§ **REQUIRED TASK**:
Every entry should be repeated exactly. Omit the pictures.
□ □ □ □
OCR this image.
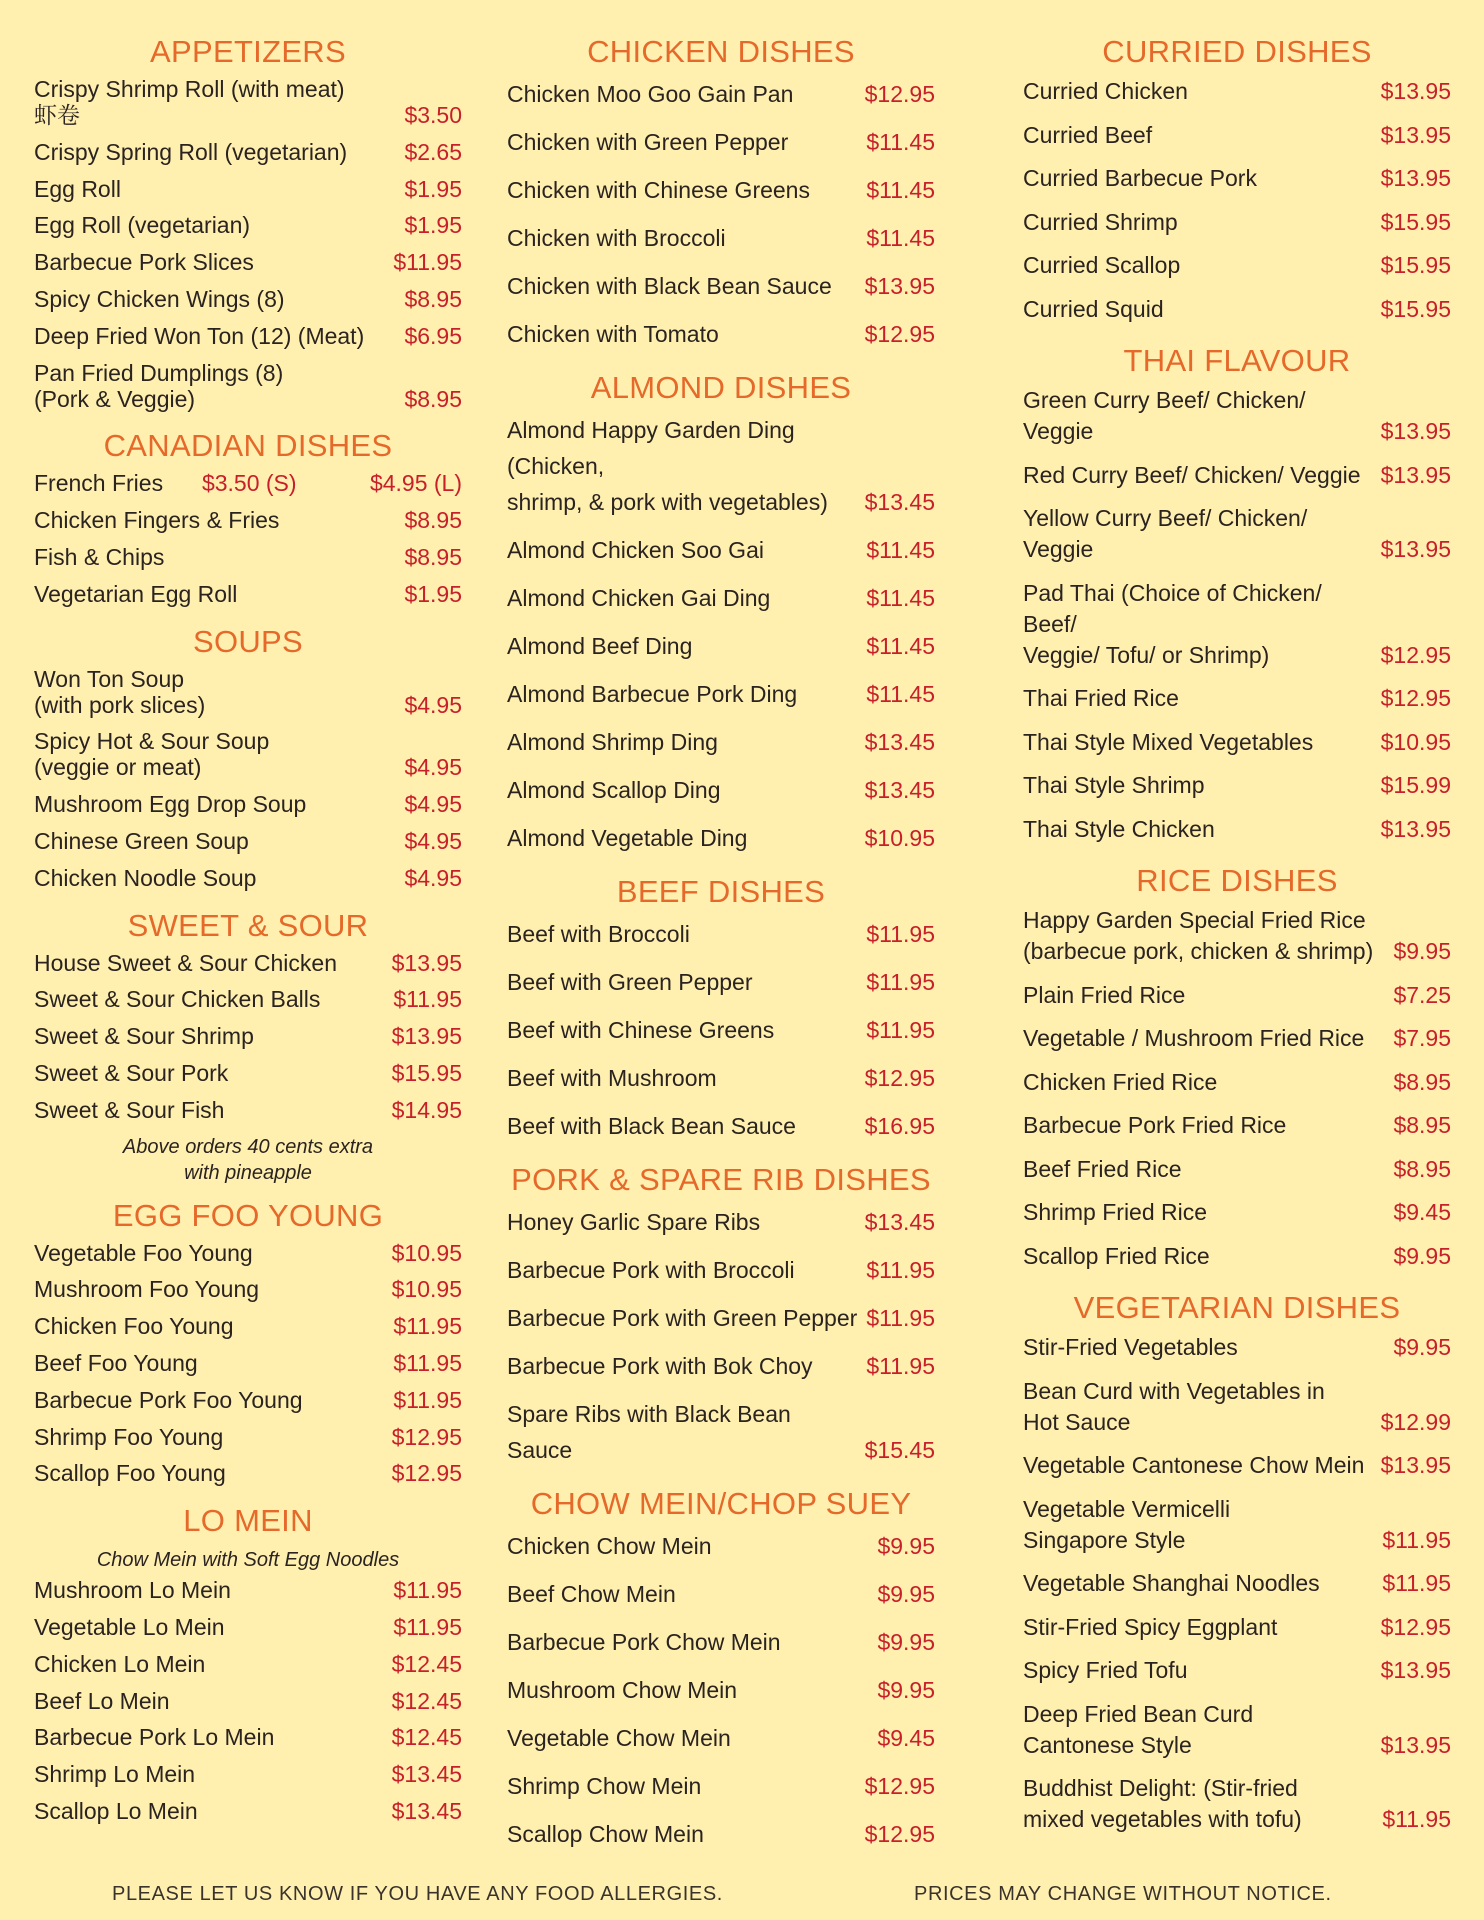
APPETIZERS
Crispy Shrimp Roll (with meat)
虾卷	$3.50
Crispy Spring Roll (vegetarian)	$2.65
Egg Roll	$1.95
Egg Roll (vegetarian)	$1.95
Barbecue Pork Slices	$11.95
Spicy Chicken Wings (8)	$8.95
Deep Fried Won Ton (12) (Meat)	$6.95
Pan Fried Dumplings (8)
(Pork & Veggie)	$8.95
CANADIAN DISHES
French Fries	$3.50 (S)	$4.95 (L)
Chicken Fingers & Fries	$8.95
Fish & Chips	$8.95
Vegetarian Egg Roll	$1.95
SOUPS
Won Ton Soup
(with pork slices)	$4.95
Spicy Hot & Sour Soup
(veggie or meat)	$4.95
Mushroom Egg Drop Soup	$4.95
Chinese Green Soup	$4.95
Chicken Noodle Soup	$4.95
SWEET & SOUR
House Sweet & Sour Chicken	$13.95
Sweet & Sour Chicken Balls	$11.95
Sweet & Sour Shrimp	$13.95
Sweet & Sour Pork	$15.95
Sweet & Sour Fish	$14.95
Above orders 40 cents extra
with pineapple
EGG FOO YOUNG
Vegetable Foo Young	$10.95
Mushroom Foo Young	$10.95
Chicken Foo Young	$11.95
Beef Foo Young	$11.95
Barbecue Pork Foo Young	$11.95
Shrimp Foo Young	$12.95
Scallop Foo Young	$12.95
LO MEIN
Chow Mein with Soft Egg Noodles
Mushroom Lo Mein	$11.95
Vegetable Lo Mein	$11.95
Chicken Lo Mein	$12.45
Beef Lo Mein	$12.45
Barbecue Pork Lo Mein	$12.45
Shrimp Lo Mein	$13.45
Scallop Lo Mein	$13.45
CHICKEN DISHES
Chicken Moo Goo Gain Pan	$12.95
Chicken with Green Pepper	$11.45
Chicken with Chinese Greens	$11.45
Chicken with Broccoli	$11.45
Chicken with Black Bean Sauce	$13.95
Chicken with Tomato	$12.95
ALMOND DISHES
Almond Happy Garden Ding (Chicken,
shrimp, & pork with vegetables)	$13.45
Almond Chicken Soo Gai	$11.45
Almond Chicken Gai Ding	$11.45
Almond Beef Ding	$11.45
Almond Barbecue Pork Ding	$11.45
Almond Shrimp Ding	$13.45
Almond Scallop Ding	$13.45
Almond Vegetable Ding	$10.95
BEEF DISHES
Beef with Broccoli	$11.95
Beef with Green Pepper	$11.95
Beef with Chinese Greens	$11.95
Beef with Mushroom	$12.95
Beef with Black Bean Sauce	$16.95
PORK & SPARE RIB DISHES
Honey Garlic Spare Ribs	$13.45
Barbecue Pork with Broccoli	$11.95
Barbecue Pork with Green Pepper $11.95
Barbecue Pork with Bok Choy	$11.95
Spare Ribs with Black Bean Sauce	$15.45
CHOW MEIN/CHOP SUEY
Chicken Chow Mein	$9.95
Beef Chow Mein	$9.95
Barbecue Pork Chow Mein	$9.95
Mushroom Chow Mein	$9.95
Vegetable Chow Mein	$9.45
Shrimp Chow Mein	$12.95
Scallop Chow Mein	$12.95
CURRIED DISHES
Curried Chicken	$13.95
Curried Beef	$13.95
Curried Barbecue Pork	$13.95
Curried Shrimp	$15.95
Curried Scallop	$15.95
Curried Squid	$15.95
THAI FLAVOUR
Green Curry Beef/ Chicken/
Veggie	$13.95
Red Curry Beef/ Chicken/ Veggie $13.95
Yellow Curry Beef/ Chicken/
Veggie	$13.95
Pad Thai (Choice of Chicken/ Beef/
Veggie/ Tofu/ or Shrimp)	$12.95
Thai Fried Rice	$12.95
Thai Style Mixed Vegetables	$10.95
Thai Style Shrimp	$15.99
Thai Style Chicken	$13.95
RICE DISHES
Happy Garden Special Fried Rice
(barbecue pork, chicken & shrimp) $9.95
Plain Fried Rice	$7.25
Vegetable / Mushroom Fried Rice	$7.95
Chicken Fried Rice	$8.95
Barbecue Pork Fried Rice	$8.95
Beef Fried Rice	$8.95
Shrimp Fried Rice	$9.45
Scallop Fried Rice	$9.95
VEGETARIAN DISHES
Stir-Fried Vegetables	$9.95
Bean Curd with Vegetables in
Hot Sauce	$12.99
Vegetable Cantonese Chow Mein $13.95
Vegetable Vermicelli
Singapore Style	$11.95
Vegetable Shanghai Noodles	$11.95
Stir-Fried Spicy Eggplant	$12.95
Spicy Fried Tofu	$13.95
Deep Fried Bean Curd
Cantonese Style	$13.95
Buddhist Delight: (Stir-fried
mixed vegetables with tofu)	$11.95
PLEASE LET US KNOW IF YOU HAVE ANY FOOD ALLERGIES.	PRICES MAY CHANGE WITHOUT NOTICE.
□ □ □ □
§ **WORKED ANSWER**:
OCR this image.
APPETIZERS
Crispy Shrimp Roll (with meat)
虾卷	$3.50
Crispy Spring Roll (vegetarian)	$2.65
Egg Roll	$1.95
Egg Roll (vegetarian)	$1.95
Barbecue Pork Slices	$11.95
Spicy Chicken Wings (8)	$8.95
Deep Fried Won Ton (12) (Meat)	$6.95
Pan Fried Dumplings (8)
(Pork & Veggie)	$8.95
CANADIAN DISHES
French Fries	$3.50 (S)	$4.95 (L)
Chicken Fingers & Fries	$8.95
Fish & Chips	$8.95
Vegetarian Egg Roll	$1.95
SOUPS
Won Ton Soup
(with pork slices)	$4.95
Spicy Hot & Sour Soup
(veggie or meat)	$4.95
Mushroom Egg Drop Soup	$4.95
Chinese Green Soup	$4.95
Chicken Noodle Soup	$4.95
SWEET & SOUR
House Sweet & Sour Chicken	$13.95
Sweet & Sour Chicken Balls	$11.95
Sweet & Sour Shrimp	$13.95
Sweet & Sour Pork	$15.95
Sweet & Sour Fish	$14.95
Above orders 40 cents extra
with pineapple
EGG FOO YOUNG
Vegetable Foo Young	$10.95
Mushroom Foo Young	$10.95
Chicken Foo Young	$11.95
Beef Foo Young	$11.95
Barbecue Pork Foo Young	$11.95
Shrimp Foo Young	$12.95
Scallop Foo Young	$12.95
LO MEIN
Chow Mein with Soft Egg Noodles
Mushroom Lo Mein	$11.95
Vegetable Lo Mein	$11.95
Chicken Lo Mein	$12.45
Beef Lo Mein	$12.45
Barbecue Pork Lo Mein	$12.45
Shrimp Lo Mein	$13.45
Scallop Lo Mein	$13.45
CHICKEN DISHES
Chicken Moo Goo Gain Pan	$12.95
Chicken with Green Pepper	$11.45
Chicken with Chinese Greens	$11.45
Chicken with Broccoli	$11.45
Chicken with Black Bean Sauce	$13.95
Chicken with Tomato	$12.95
ALMOND DISHES
Almond Happy Garden Ding (Chicken,
shrimp, & pork with vegetables)	$13.45
Almond Chicken Soo Gai	$11.45
Almond Chicken Gai Ding	$11.45
Almond Beef Ding	$11.45
Almond Barbecue Pork Ding	$11.45
Almond Shrimp Ding	$13.45
Almond Scallop Ding	$13.45
Almond Vegetable Ding	$10.95
BEEF DISHES
Beef with Broccoli	$11.95
Beef with Green Pepper	$11.95
Beef with Chinese Greens	$11.95
Beef with Mushroom	$12.95
Beef with Black Bean Sauce	$16.95
PORK & SPARE RIB DISHES
Honey Garlic Spare Ribs	$13.45
Barbecue Pork with Broccoli	$11.95
Barbecue Pork with Green Pepper $11.95
Barbecue Pork with Bok Choy	$11.95
Spare Ribs with Black Bean Sauce	$15.45
CHOW MEIN/CHOP SUEY
Chicken Chow Mein	$9.95
Beef Chow Mein	$9.95
Barbecue Pork Chow Mein	$9.95
Mushroom Chow Mein	$9.95
Vegetable Chow Mein	$9.45
Shrimp Chow Mein	$12.95
Scallop Chow Mein	$12.95
CURRIED DISHES
Curried Chicken	$13.95
Curried Beef	$13.95
Curried Barbecue Pork	$13.95
Curried Shrimp	$15.95
Curried Scallop	$15.95
Curried Squid	$15.95
THAI FLAVOUR
Green Curry Beef/ Chicken/
Veggie	$13.95
Red Curry Beef/ Chicken/ Veggie $13.95
Yellow Curry Beef/ Chicken/
Veggie	$13.95
Pad Thai (Choice of Chicken/ Beef/
Veggie/ Tofu/ or Shrimp)	$12.95
Thai Fried Rice	$12.95
Thai Style Mixed Vegetables	$10.95
Thai Style Shrimp	$15.99
Thai Style Chicken	$13.95
RICE DISHES
Happy Garden Special Fried Rice
(barbecue pork, chicken & shrimp) $9.95
Plain Fried Rice	$7.25
Vegetable / Mushroom Fried Rice	$7.95
Chicken Fried Rice	$8.95
Barbecue Pork Fried Rice	$8.95
Beef Fried Rice	$8.95
Shrimp Fried Rice	$9.45
Scallop Fried Rice	$9.95
VEGETARIAN DISHES
Stir-Fried Vegetables	$9.95
Bean Curd with Vegetables in
Hot Sauce	$12.99
Vegetable Cantonese Chow Mein $13.95
Vegetable Vermicelli
Singapore Style	$11.95
Vegetable Shanghai Noodles	$11.95
Stir-Fried Spicy Eggplant	$12.95
Spicy Fried Tofu	$13.95
Deep Fried Bean Curd
Cantonese Style	$13.95
Buddhist Delight: (Stir-fried
mixed vegetables with tofu)	$11.95
PLEASE LET US KNOW IF YOU HAVE ANY FOOD ALLERGIES.	PRICES MAY CHANGE WITHOUT NOTICE.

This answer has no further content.